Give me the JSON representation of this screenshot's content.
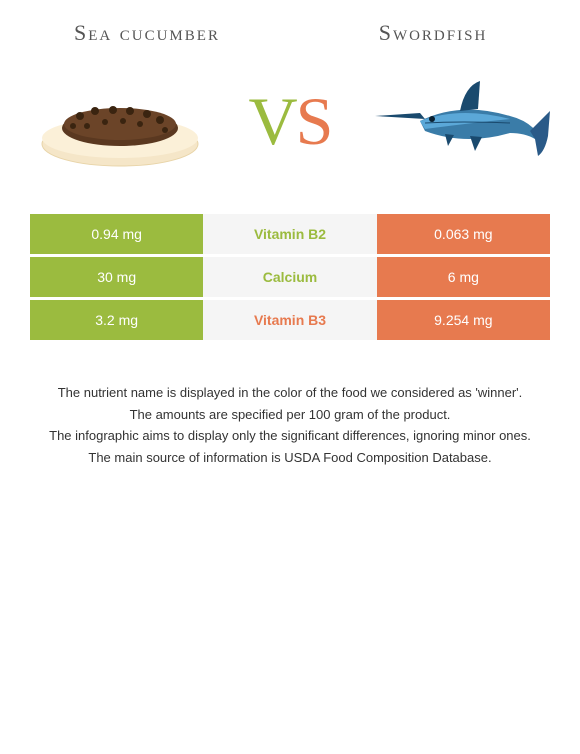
{
  "colors": {
    "left": "#9bbb3f",
    "right": "#e77a4f",
    "mid_bg": "#f5f5f5",
    "title": "#555555",
    "footnote": "#333333",
    "white": "#ffffff"
  },
  "foods": {
    "left": {
      "title": "Sea cucumber"
    },
    "right": {
      "title": "Swordfish"
    }
  },
  "vs": {
    "v": "V",
    "s": "S"
  },
  "nutrients": [
    {
      "label": "Vitamin B2",
      "left": "0.94 mg",
      "right": "0.063 mg",
      "winner": "left"
    },
    {
      "label": "Calcium",
      "left": "30 mg",
      "right": "6 mg",
      "winner": "left"
    },
    {
      "label": "Vitamin B3",
      "left": "3.2 mg",
      "right": "9.254 mg",
      "winner": "right"
    }
  ],
  "footnotes": [
    "The nutrient name is displayed in the color of the food we considered as 'winner'.",
    "The amounts are specified per 100 gram of the product.",
    "The infographic aims to display only the significant differences, ignoring minor ones.",
    "The main source of information is USDA Food Composition Database."
  ]
}
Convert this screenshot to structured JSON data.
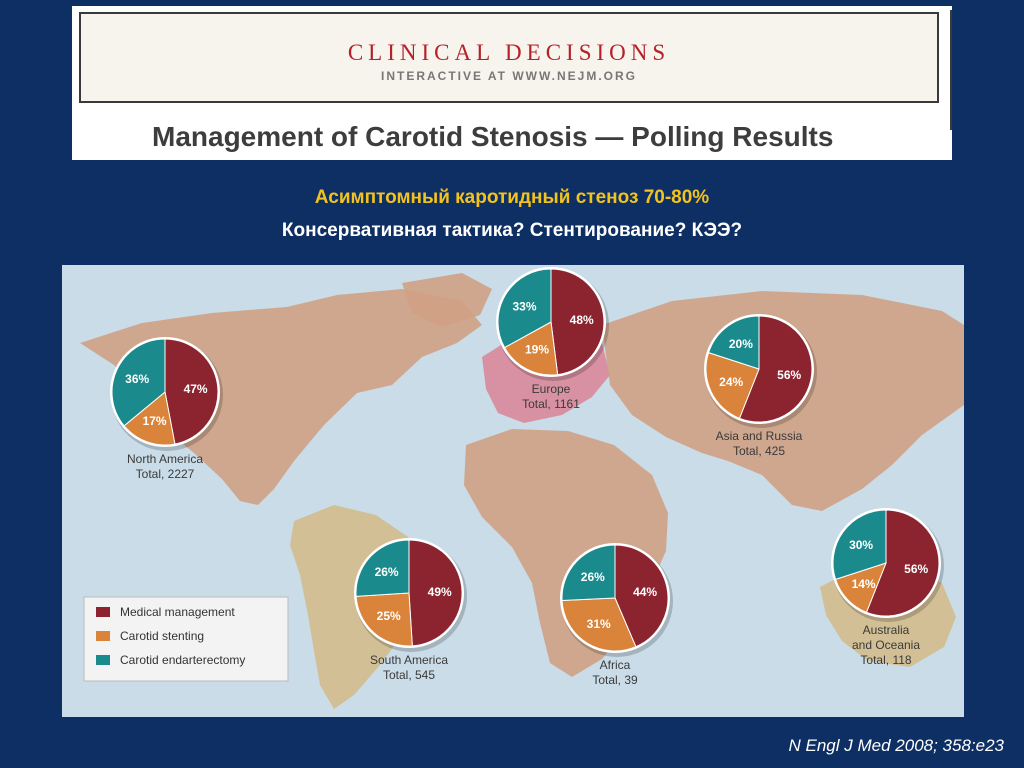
{
  "header": {
    "brand": "CLINICAL DECISIONS",
    "subtitle": "INTERACTIVE AT WWW.NEJM.ORG",
    "title": "Management of Carotid Stenosis — Polling Results"
  },
  "slide": {
    "line1": "Асимптомный каротидный стеноз 70-80%",
    "line2": "Консервативная тактика? Стентирование? КЭЭ?"
  },
  "citation": "N Engl J Med 2008; 358:e23",
  "colors": {
    "medical": "#8c2430",
    "stenting": "#d9843a",
    "endarterectomy": "#1b8a8c",
    "ocean": "#c9dce8",
    "land": "#cfa184"
  },
  "chart_data": {
    "type": "pie",
    "legend": {
      "placement": "bottom-left",
      "entries": [
        "Medical management",
        "Carotid stenting",
        "Carotid endarterectomy"
      ]
    },
    "series_keys": [
      "medical",
      "stenting",
      "endarterectomy"
    ],
    "regions": [
      {
        "id": "north-america",
        "name": "North America",
        "total_label": "Total, 2227",
        "values": [
          47,
          17,
          36
        ],
        "labels": [
          "47%",
          "17%",
          "36%"
        ]
      },
      {
        "id": "europe",
        "name": "Europe",
        "total_label": "Total, 1161",
        "values": [
          48,
          19,
          33
        ],
        "labels": [
          "48%",
          "19%",
          "33%"
        ]
      },
      {
        "id": "asia-russia",
        "name": "Asia and Russia",
        "total_label": "Total, 425",
        "values": [
          56,
          24,
          20
        ],
        "labels": [
          "56%",
          "24%",
          "20%"
        ]
      },
      {
        "id": "south-america",
        "name": "South America",
        "total_label": "Total, 545",
        "values": [
          49,
          25,
          26
        ],
        "labels": [
          "49%",
          "25%",
          "26%"
        ]
      },
      {
        "id": "africa",
        "name": "Africa",
        "total_label": "Total, 39",
        "values": [
          44,
          31,
          26
        ],
        "labels": [
          "44%",
          "31%",
          "26%"
        ]
      },
      {
        "id": "australia-oceania",
        "name": "Australia and Oceania",
        "name_lines": [
          "Australia",
          "and Oceania"
        ],
        "total_label": "Total, 118",
        "values": [
          56,
          14,
          30
        ],
        "labels": [
          "56%",
          "14%",
          "30%"
        ]
      }
    ]
  }
}
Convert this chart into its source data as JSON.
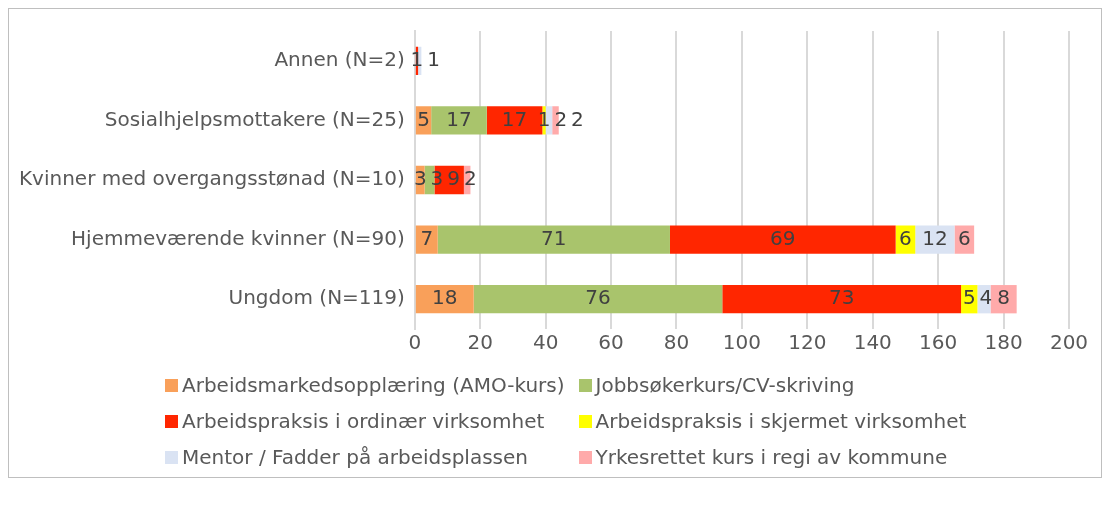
{
  "chart_data": {
    "type": "bar",
    "orientation": "horizontal",
    "stacked": true,
    "categories": [
      "Annen (N=2)",
      "Sosialhjelpsmottakere (N=25)",
      "Kvinner med overgangsstønad (N=10)",
      "Hjemmeværende kvinner (N=90)",
      "Ungdom (N=119)"
    ],
    "series": [
      {
        "name": "Arbeidsmarkedsopplæring (AMO-kurs)",
        "color": "#f9a05a",
        "values": [
          null,
          5,
          3,
          7,
          18
        ]
      },
      {
        "name": "Jobbsøkerkurs/CV-skriving",
        "color": "#a9c46c",
        "values": [
          null,
          17,
          3,
          71,
          76
        ]
      },
      {
        "name": "Arbeidspraksis i ordinær virksomhet",
        "color": "#ff2600",
        "values": [
          1,
          17,
          9,
          69,
          73
        ]
      },
      {
        "name": "Arbeidspraksis i skjermet virksomhet",
        "color": "#ffff00",
        "values": [
          null,
          1,
          null,
          6,
          5
        ]
      },
      {
        "name": "Mentor / Fadder på arbeidsplassen",
        "color": "#dae3f3",
        "values": [
          1,
          2,
          null,
          12,
          4
        ]
      },
      {
        "name": "Yrkesrettet kurs i regi av kommune",
        "color": "#ffaaaa",
        "values": [
          null,
          2,
          2,
          6,
          8
        ]
      }
    ],
    "xlim": [
      0,
      200
    ],
    "xticks": [
      0,
      20,
      40,
      60,
      80,
      100,
      120,
      140,
      160,
      180,
      200
    ],
    "grid": "x",
    "data_labels": true,
    "legend": "bottom"
  }
}
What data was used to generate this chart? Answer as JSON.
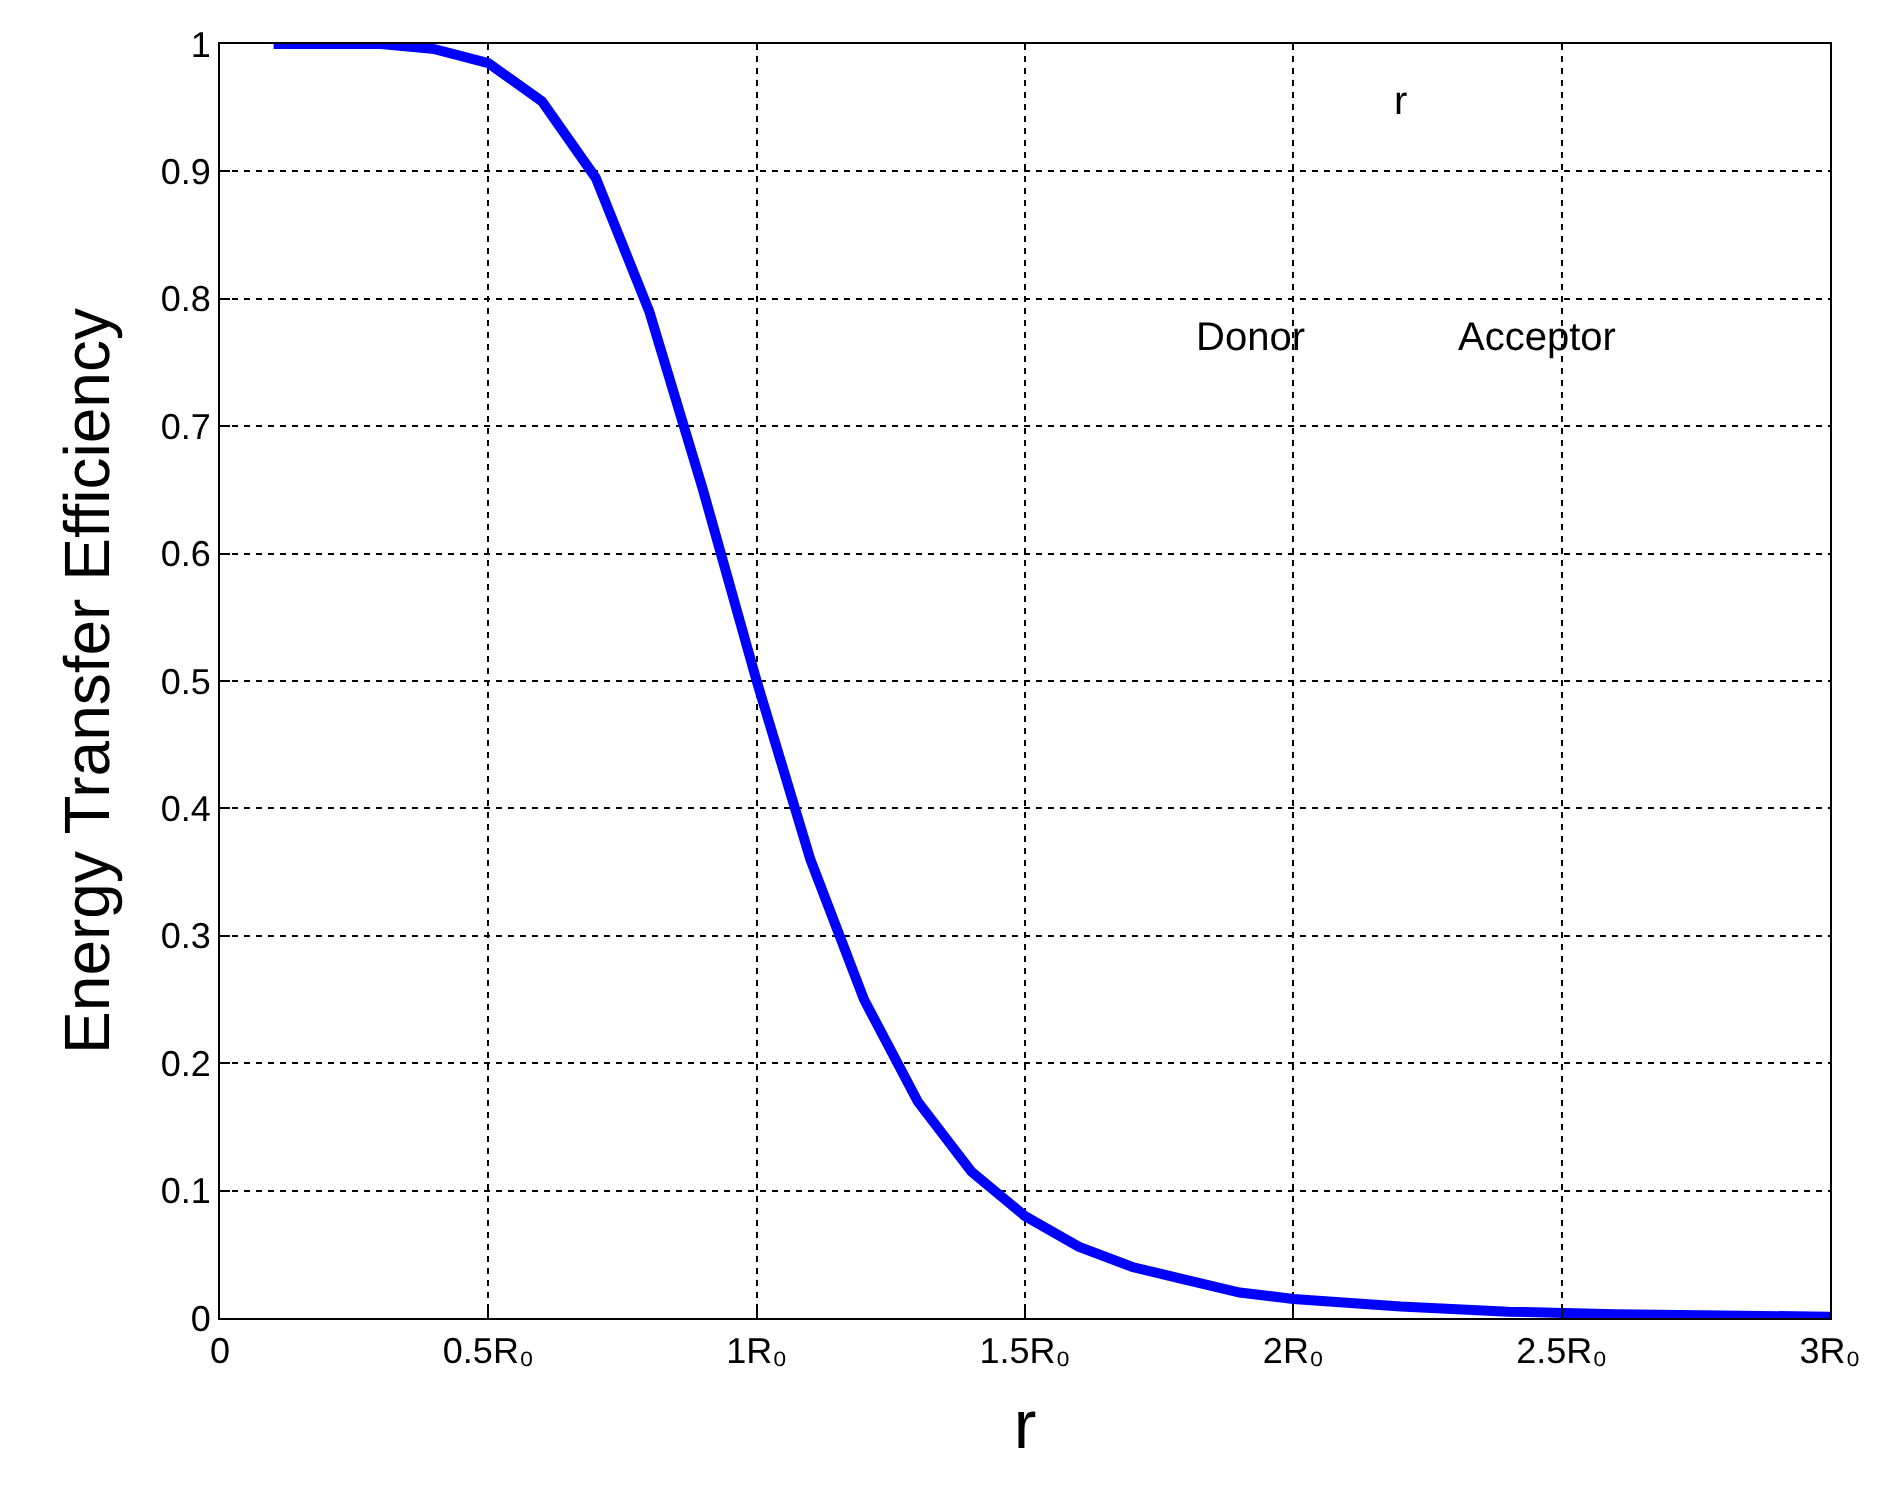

__WORK TO COMPLETE__.
Set down every entry word for word, but omit the pictures.

__RESULT OF THE EXERCISE__.
Give me the JSON representation of this screenshot's content.
{
  "colors": {
    "left": "#9bbb3f",
    "right": "#e77a4f",
    "mid_bg": "#f5f5f5",
    "title": "#555555",
    "footnote": "#333333",
    "white": "#ffffff"
  },
  "foods": {
    "left": {
      "title": "Sea cucumber"
    },
    "right": {
      "title": "Swordfish"
    }
  },
  "vs": {
    "v": "V",
    "s": "S"
  },
  "nutrients": [
    {
      "label": "Vitamin B2",
      "left": "0.94 mg",
      "right": "0.063 mg",
      "winner": "left"
    },
    {
      "label": "Calcium",
      "left": "30 mg",
      "right": "6 mg",
      "winner": "left"
    },
    {
      "label": "Vitamin B3",
      "left": "3.2 mg",
      "right": "9.254 mg",
      "winner": "right"
    }
  ],
  "footnotes": [
    "The nutrient name is displayed in the color of the food we considered as 'winner'.",
    "The amounts are specified per 100 gram of the product.",
    "The infographic aims to display only the significant differences, ignoring minor ones.",
    "The main source of information is USDA Food Composition Database."
  ]
}
Convert this screenshot to structured JSON data.
{
  "header": {
    "brand": "CLINICAL DECISIONS",
    "subtitle": "INTERACTIVE AT WWW.NEJM.ORG",
    "title": "Management of Carotid Stenosis — Polling Results"
  },
  "slide": {
    "line1": "Асимптомный каротидный стеноз 70-80%",
    "line2": "Консервативная тактика? Стентирование? КЭЭ?"
  },
  "citation": "N Engl J Med 2008; 358:e23",
  "colors": {
    "medical": "#8c2430",
    "stenting": "#d9843a",
    "endarterectomy": "#1b8a8c",
    "ocean": "#c9dce8",
    "land": "#cfa184"
  },
  "chart_data": {
    "type": "pie",
    "legend": {
      "placement": "bottom-left",
      "entries": [
        "Medical management",
        "Carotid stenting",
        "Carotid endarterectomy"
      ]
    },
    "series_keys": [
      "medical",
      "stenting",
      "endarterectomy"
    ],
    "regions": [
      {
        "id": "north-america",
        "name": "North America",
        "total_label": "Total, 2227",
        "values": [
          47,
          17,
          36
        ],
        "labels": [
          "47%",
          "17%",
          "36%"
        ]
      },
      {
        "id": "europe",
        "name": "Europe",
        "total_label": "Total, 1161",
        "values": [
          48,
          19,
          33
        ],
        "labels": [
          "48%",
          "19%",
          "33%"
        ]
      },
      {
        "id": "asia-russia",
        "name": "Asia and Russia",
        "total_label": "Total, 425",
        "values": [
          56,
          24,
          20
        ],
        "labels": [
          "56%",
          "24%",
          "20%"
        ]
      },
      {
        "id": "south-america",
        "name": "South America",
        "total_label": "Total, 545",
        "values": [
          49,
          25,
          26
        ],
        "labels": [
          "49%",
          "25%",
          "26%"
        ]
      },
      {
        "id": "africa",
        "name": "Africa",
        "total_label": "Total, 39",
        "values": [
          44,
          31,
          26
        ],
        "labels": [
          "44%",
          "31%",
          "26%"
        ]
      },
      {
        "id": "australia-oceania",
        "name": "Australia and Oceania",
        "name_lines": [
          "Australia",
          "and Oceania"
        ],
        "total_label": "Total, 118",
        "values": [
          56,
          14,
          30
        ],
        "labels": [
          "56%",
          "14%",
          "30%"
        ]
      }
    ]
  }
}
Convert this chart into its source data as JSON.
{
  "chart_data": {
    "type": "bar",
    "orientation": "horizontal",
    "stacked": true,
    "categories": [
      "Annen (N=2)",
      "Sosialhjelpsmottakere (N=25)",
      "Kvinner med overgangsstønad (N=10)",
      "Hjemmeværende kvinner (N=90)",
      "Ungdom (N=119)"
    ],
    "series": [
      {
        "name": "Arbeidsmarkedsopplæring (AMO-kurs)",
        "color": "#f9a05a",
        "values": [
          null,
          5,
          3,
          7,
          18
        ]
      },
      {
        "name": "Jobbsøkerkurs/CV-skriving",
        "color": "#a9c46c",
        "values": [
          null,
          17,
          3,
          71,
          76
        ]
      },
      {
        "name": "Arbeidspraksis i ordinær virksomhet",
        "color": "#ff2600",
        "values": [
          1,
          17,
          9,
          69,
          73
        ]
      },
      {
        "name": "Arbeidspraksis i skjermet virksomhet",
        "color": "#ffff00",
        "values": [
          null,
          1,
          null,
          6,
          5
        ]
      },
      {
        "name": "Mentor / Fadder på arbeidsplassen",
        "color": "#dae3f3",
        "values": [
          1,
          2,
          null,
          12,
          4
        ]
      },
      {
        "name": "Yrkesrettet kurs i regi av kommune",
        "color": "#ffaaaa",
        "values": [
          null,
          2,
          2,
          6,
          8
        ]
      }
    ],
    "xlim": [
      0,
      200
    ],
    "xticks": [
      0,
      20,
      40,
      60,
      80,
      100,
      120,
      140,
      160,
      180,
      200
    ],
    "grid": "x",
    "data_labels": true,
    "legend": "bottom"
  }
}
What data was used to generate this chart? Answer as JSON.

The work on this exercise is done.